── Data rows ──

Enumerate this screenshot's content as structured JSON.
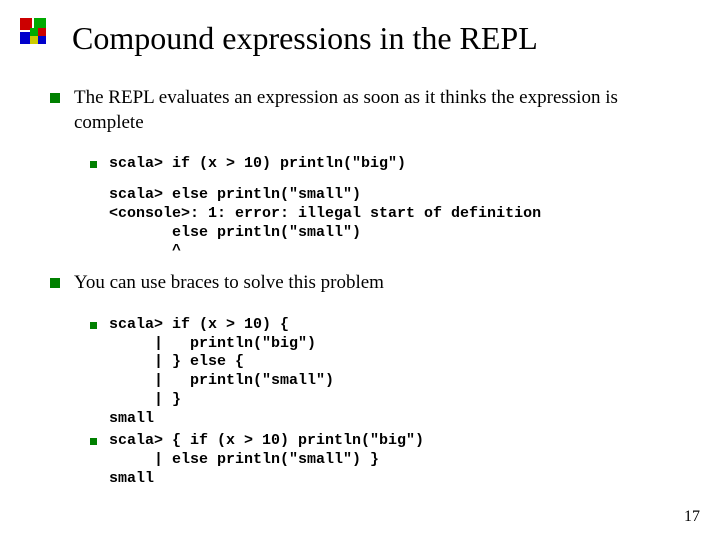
{
  "title": "Compound expressions in the REPL",
  "page_number": "17",
  "points": {
    "p1": "The REPL evaluates an expression as soon as it thinks the expression is complete",
    "p1_code1": "scala> if (x > 10) println(\"big\")",
    "p1_code2": "scala> else println(\"small\")\n<console>: 1: error: illegal start of definition\n       else println(\"small\")\n       ^",
    "p2": "You can use braces to solve this problem",
    "p2_code1": "scala> if (x > 10) {\n     |   println(\"big\")\n     | } else {\n     |   println(\"small\")\n     | }\nsmall",
    "p2_code2": "scala> { if (x > 10) println(\"big\")\n     | else println(\"small\") }\nsmall"
  }
}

───

Instruction:
Copy every line in the listing above where the string "this" turns up.

The output:
Enumerate this screenshot's content as structured JSON.
    "p2": "You can use braces to solve this problem",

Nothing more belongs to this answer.